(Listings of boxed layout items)
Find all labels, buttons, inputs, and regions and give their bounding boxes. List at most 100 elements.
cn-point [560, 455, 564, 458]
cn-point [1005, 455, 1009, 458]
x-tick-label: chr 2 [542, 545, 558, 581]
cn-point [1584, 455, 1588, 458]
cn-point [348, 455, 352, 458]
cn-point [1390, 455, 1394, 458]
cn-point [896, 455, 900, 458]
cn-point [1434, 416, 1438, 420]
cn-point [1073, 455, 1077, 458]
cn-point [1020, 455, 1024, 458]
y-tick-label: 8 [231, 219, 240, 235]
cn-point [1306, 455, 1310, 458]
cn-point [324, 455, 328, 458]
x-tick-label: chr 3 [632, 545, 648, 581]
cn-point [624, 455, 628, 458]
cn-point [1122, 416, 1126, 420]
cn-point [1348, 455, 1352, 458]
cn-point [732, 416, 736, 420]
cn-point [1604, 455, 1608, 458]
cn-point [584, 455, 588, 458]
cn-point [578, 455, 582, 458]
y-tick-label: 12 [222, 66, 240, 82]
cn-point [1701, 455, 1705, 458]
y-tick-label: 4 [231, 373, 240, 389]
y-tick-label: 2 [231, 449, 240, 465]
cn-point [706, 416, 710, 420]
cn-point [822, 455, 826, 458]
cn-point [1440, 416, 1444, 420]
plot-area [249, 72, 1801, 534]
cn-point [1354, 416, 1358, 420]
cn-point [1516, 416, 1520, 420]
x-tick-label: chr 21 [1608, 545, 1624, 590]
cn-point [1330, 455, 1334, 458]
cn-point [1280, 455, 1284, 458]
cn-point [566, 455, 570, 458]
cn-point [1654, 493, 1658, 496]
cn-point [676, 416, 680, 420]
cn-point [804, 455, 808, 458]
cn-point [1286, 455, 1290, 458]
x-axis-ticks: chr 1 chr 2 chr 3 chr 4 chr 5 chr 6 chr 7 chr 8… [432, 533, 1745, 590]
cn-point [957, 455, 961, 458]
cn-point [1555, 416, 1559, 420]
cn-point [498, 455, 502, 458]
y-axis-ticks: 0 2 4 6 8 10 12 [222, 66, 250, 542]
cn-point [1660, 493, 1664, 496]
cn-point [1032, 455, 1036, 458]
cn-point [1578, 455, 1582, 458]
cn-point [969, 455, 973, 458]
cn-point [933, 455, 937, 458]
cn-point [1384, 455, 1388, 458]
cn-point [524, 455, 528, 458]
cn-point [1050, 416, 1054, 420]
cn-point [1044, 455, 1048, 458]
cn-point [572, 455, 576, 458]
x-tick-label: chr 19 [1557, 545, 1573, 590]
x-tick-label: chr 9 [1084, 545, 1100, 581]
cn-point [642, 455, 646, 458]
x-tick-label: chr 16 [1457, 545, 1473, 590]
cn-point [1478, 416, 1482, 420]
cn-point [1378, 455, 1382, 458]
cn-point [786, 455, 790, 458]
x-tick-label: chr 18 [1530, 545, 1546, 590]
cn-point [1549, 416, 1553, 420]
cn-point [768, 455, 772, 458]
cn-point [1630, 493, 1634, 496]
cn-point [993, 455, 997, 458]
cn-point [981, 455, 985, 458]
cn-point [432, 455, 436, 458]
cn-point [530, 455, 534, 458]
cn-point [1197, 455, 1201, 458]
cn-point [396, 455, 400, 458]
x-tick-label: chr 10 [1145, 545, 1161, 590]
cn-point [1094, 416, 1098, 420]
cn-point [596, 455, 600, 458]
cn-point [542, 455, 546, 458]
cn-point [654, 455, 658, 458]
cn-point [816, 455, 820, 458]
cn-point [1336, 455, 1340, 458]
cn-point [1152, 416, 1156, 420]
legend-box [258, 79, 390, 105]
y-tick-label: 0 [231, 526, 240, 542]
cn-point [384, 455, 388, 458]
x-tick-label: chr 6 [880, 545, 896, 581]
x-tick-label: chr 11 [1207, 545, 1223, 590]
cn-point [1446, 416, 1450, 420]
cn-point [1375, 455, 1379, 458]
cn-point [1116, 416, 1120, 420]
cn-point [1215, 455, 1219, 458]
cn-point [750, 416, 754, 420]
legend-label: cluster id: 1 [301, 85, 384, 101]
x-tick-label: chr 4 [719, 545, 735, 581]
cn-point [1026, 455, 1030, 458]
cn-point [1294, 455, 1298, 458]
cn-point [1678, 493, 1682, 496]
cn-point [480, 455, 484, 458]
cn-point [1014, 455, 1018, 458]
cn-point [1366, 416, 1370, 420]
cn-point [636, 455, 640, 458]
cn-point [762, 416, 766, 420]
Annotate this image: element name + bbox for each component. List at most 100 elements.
* * *
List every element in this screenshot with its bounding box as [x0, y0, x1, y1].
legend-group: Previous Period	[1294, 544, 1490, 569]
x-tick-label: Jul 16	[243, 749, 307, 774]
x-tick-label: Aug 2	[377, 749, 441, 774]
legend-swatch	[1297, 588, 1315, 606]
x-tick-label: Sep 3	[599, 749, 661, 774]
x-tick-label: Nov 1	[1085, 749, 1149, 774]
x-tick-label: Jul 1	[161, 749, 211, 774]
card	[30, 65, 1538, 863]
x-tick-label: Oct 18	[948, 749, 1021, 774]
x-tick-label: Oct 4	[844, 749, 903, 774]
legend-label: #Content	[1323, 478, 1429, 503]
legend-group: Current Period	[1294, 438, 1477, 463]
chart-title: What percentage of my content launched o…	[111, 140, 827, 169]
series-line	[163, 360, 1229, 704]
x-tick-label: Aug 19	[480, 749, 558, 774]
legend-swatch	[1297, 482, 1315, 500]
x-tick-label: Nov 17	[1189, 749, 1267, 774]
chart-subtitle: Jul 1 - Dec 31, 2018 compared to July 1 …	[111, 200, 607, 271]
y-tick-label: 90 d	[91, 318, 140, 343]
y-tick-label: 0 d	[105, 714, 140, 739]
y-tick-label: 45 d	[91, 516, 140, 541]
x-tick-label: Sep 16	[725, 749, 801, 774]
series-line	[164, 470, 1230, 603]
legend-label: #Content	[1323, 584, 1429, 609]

PROBLEM TO WORK ON ▸
Please reproduce everything from "Find all labels, buttons, inputs, and" down to "cn-point [1348, 455, 1352, 458]" in the first listing, swapping "x-tick-label" for "x-axis-label" and changing nothing else.

SOLUTION ▸
Find all labels, buttons, inputs, and regions and give their bounding boxes. List at most 100 elements.
cn-point [560, 455, 564, 458]
cn-point [1005, 455, 1009, 458]
x-axis-label: chr 2 [542, 545, 558, 581]
cn-point [1584, 455, 1588, 458]
cn-point [348, 455, 352, 458]
cn-point [1390, 455, 1394, 458]
cn-point [896, 455, 900, 458]
cn-point [1434, 416, 1438, 420]
cn-point [1073, 455, 1077, 458]
cn-point [1020, 455, 1024, 458]
y-tick-label: 8 [231, 219, 240, 235]
cn-point [1306, 455, 1310, 458]
cn-point [324, 455, 328, 458]
x-axis-label: chr 3 [632, 545, 648, 581]
cn-point [624, 455, 628, 458]
cn-point [1122, 416, 1126, 420]
cn-point [1348, 455, 1352, 458]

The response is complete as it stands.